(Dataset entries)
***

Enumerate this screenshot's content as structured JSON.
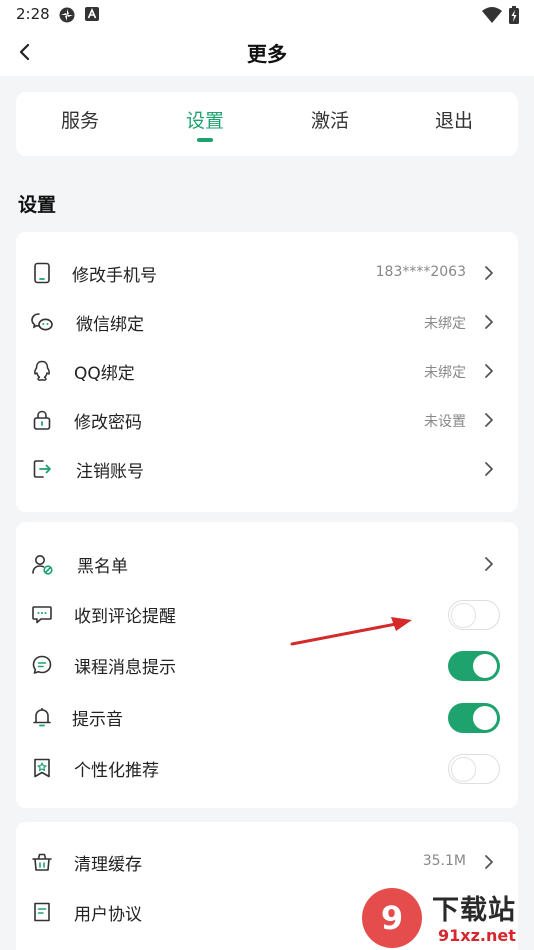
{
  "status_bar": {
    "time": "2:28"
  },
  "header": {
    "title": "更多"
  },
  "tabs": [
    {
      "label": "服务",
      "active": false
    },
    {
      "label": "设置",
      "active": true
    },
    {
      "label": "激活",
      "active": false
    },
    {
      "label": "退出",
      "active": false
    }
  ],
  "section_title": "设置",
  "account_card": {
    "items": [
      {
        "label": "修改手机号",
        "value": "183****2063",
        "icon": "phone-icon"
      },
      {
        "label": "微信绑定",
        "value": "未绑定",
        "icon": "wechat-icon"
      },
      {
        "label": "QQ绑定",
        "value": "未绑定",
        "icon": "qq-icon"
      },
      {
        "label": "修改密码",
        "value": "未设置",
        "icon": "lock-icon"
      },
      {
        "label": "注销账号",
        "value": "",
        "icon": "logout-icon"
      }
    ]
  },
  "notify_card": {
    "items": [
      {
        "label": "黑名单",
        "type": "link",
        "icon": "blacklist-user-icon"
      },
      {
        "label": "收到评论提醒",
        "type": "toggle",
        "on": false,
        "icon": "comment-icon"
      },
      {
        "label": "课程消息提示",
        "type": "toggle",
        "on": true,
        "icon": "message-icon"
      },
      {
        "label": "提示音",
        "type": "toggle",
        "on": true,
        "icon": "bell-icon"
      },
      {
        "label": "个性化推荐",
        "type": "toggle",
        "on": false,
        "icon": "bookmark-star-icon"
      }
    ]
  },
  "other_card": {
    "items": [
      {
        "label": "清理缓存",
        "value": "35.1M",
        "icon": "trash-icon"
      },
      {
        "label": "用户协议",
        "value": "",
        "icon": "document-icon"
      }
    ]
  },
  "watermark": {
    "brand": "下载站",
    "site": "91xz.net"
  },
  "colors": {
    "accent": "#1ea36e",
    "arrow": "#d42a2a"
  }
}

***

EXERCISE DIRECTIONS =
Go through the material above and print all of it exactly, except the pictures.

THE ANSWER =
Enumerate this screenshot's content as structured JSON.
{
  "status_bar": {
    "time": "2:28"
  },
  "header": {
    "title": "更多"
  },
  "tabs": [
    {
      "label": "服务",
      "active": false
    },
    {
      "label": "设置",
      "active": true
    },
    {
      "label": "激活",
      "active": false
    },
    {
      "label": "退出",
      "active": false
    }
  ],
  "section_title": "设置",
  "account_card": {
    "items": [
      {
        "label": "修改手机号",
        "value": "183****2063",
        "icon": "phone-icon"
      },
      {
        "label": "微信绑定",
        "value": "未绑定",
        "icon": "wechat-icon"
      },
      {
        "label": "QQ绑定",
        "value": "未绑定",
        "icon": "qq-icon"
      },
      {
        "label": "修改密码",
        "value": "未设置",
        "icon": "lock-icon"
      },
      {
        "label": "注销账号",
        "value": "",
        "icon": "logout-icon"
      }
    ]
  },
  "notify_card": {
    "items": [
      {
        "label": "黑名单",
        "type": "link",
        "icon": "blacklist-user-icon"
      },
      {
        "label": "收到评论提醒",
        "type": "toggle",
        "on": false,
        "icon": "comment-icon"
      },
      {
        "label": "课程消息提示",
        "type": "toggle",
        "on": true,
        "icon": "message-icon"
      },
      {
        "label": "提示音",
        "type": "toggle",
        "on": true,
        "icon": "bell-icon"
      },
      {
        "label": "个性化推荐",
        "type": "toggle",
        "on": false,
        "icon": "bookmark-star-icon"
      }
    ]
  },
  "other_card": {
    "items": [
      {
        "label": "清理缓存",
        "value": "35.1M",
        "icon": "trash-icon"
      },
      {
        "label": "用户协议",
        "value": "",
        "icon": "document-icon"
      }
    ]
  },
  "watermark": {
    "brand": "下载站",
    "site": "91xz.net"
  },
  "colors": {
    "accent": "#1ea36e",
    "arrow": "#d42a2a"
  }
}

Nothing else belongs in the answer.